» EXERCISE INPUTS
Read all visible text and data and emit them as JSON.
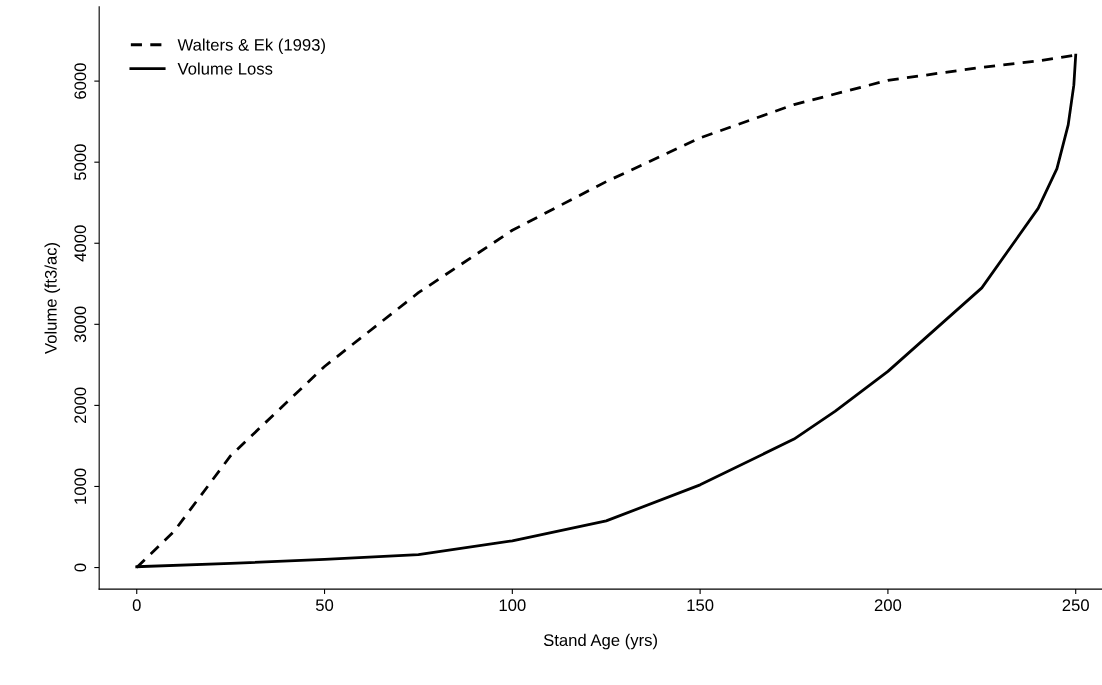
{
  "chart_data": {
    "type": "line",
    "xlabel": "Stand Age (yrs)",
    "ylabel": "Volume (ft3/ac)",
    "xlim": [
      -10,
      257
    ],
    "ylim": [
      -266,
      6916
    ],
    "xticks": [
      0,
      50,
      100,
      150,
      200,
      250
    ],
    "yticks": [
      0,
      1000,
      2000,
      3000,
      4000,
      5000,
      6000
    ],
    "grid": false,
    "legend": "top left",
    "series": [
      {
        "name": "Walters & Ek (1993)",
        "color": "#000000",
        "line_style": "dashed",
        "x": [
          0,
          10,
          25,
          50,
          75,
          100,
          125,
          150,
          175,
          200,
          225,
          240,
          250
        ],
        "values": [
          0,
          450,
          1380,
          2480,
          3390,
          4160,
          4760,
          5300,
          5710,
          6010,
          6170,
          6250,
          6320
        ]
      },
      {
        "name": "Volume Loss",
        "color": "#000000",
        "line_style": "solid",
        "x": [
          0,
          25,
          50,
          75,
          100,
          125,
          150,
          175,
          186,
          200,
          225,
          240,
          245,
          248,
          249.5,
          250
        ],
        "values": [
          10,
          50,
          100,
          160,
          330,
          575,
          1020,
          1585,
          1930,
          2420,
          3450,
          4430,
          4920,
          5460,
          5950,
          6320
        ]
      }
    ]
  }
}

» DIRECTIONS
Leave out the pictures and print every line of the data exactly.

» PROBLEM SOLUTION
Read all visible text and data and emit them as JSON.
{
  "chart_data": {
    "type": "line",
    "xlabel": "Stand Age (yrs)",
    "ylabel": "Volume (ft3/ac)",
    "xlim": [
      -10,
      257
    ],
    "ylim": [
      -266,
      6916
    ],
    "xticks": [
      0,
      50,
      100,
      150,
      200,
      250
    ],
    "yticks": [
      0,
      1000,
      2000,
      3000,
      4000,
      5000,
      6000
    ],
    "grid": false,
    "legend": "top left",
    "series": [
      {
        "name": "Walters & Ek (1993)",
        "color": "#000000",
        "line_style": "dashed",
        "x": [
          0,
          10,
          25,
          50,
          75,
          100,
          125,
          150,
          175,
          200,
          225,
          240,
          250
        ],
        "values": [
          0,
          450,
          1380,
          2480,
          3390,
          4160,
          4760,
          5300,
          5710,
          6010,
          6170,
          6250,
          6320
        ]
      },
      {
        "name": "Volume Loss",
        "color": "#000000",
        "line_style": "solid",
        "x": [
          0,
          25,
          50,
          75,
          100,
          125,
          150,
          175,
          186,
          200,
          225,
          240,
          245,
          248,
          249.5,
          250
        ],
        "values": [
          10,
          50,
          100,
          160,
          330,
          575,
          1020,
          1585,
          1930,
          2420,
          3450,
          4430,
          4920,
          5460,
          5950,
          6320
        ]
      }
    ]
  }
}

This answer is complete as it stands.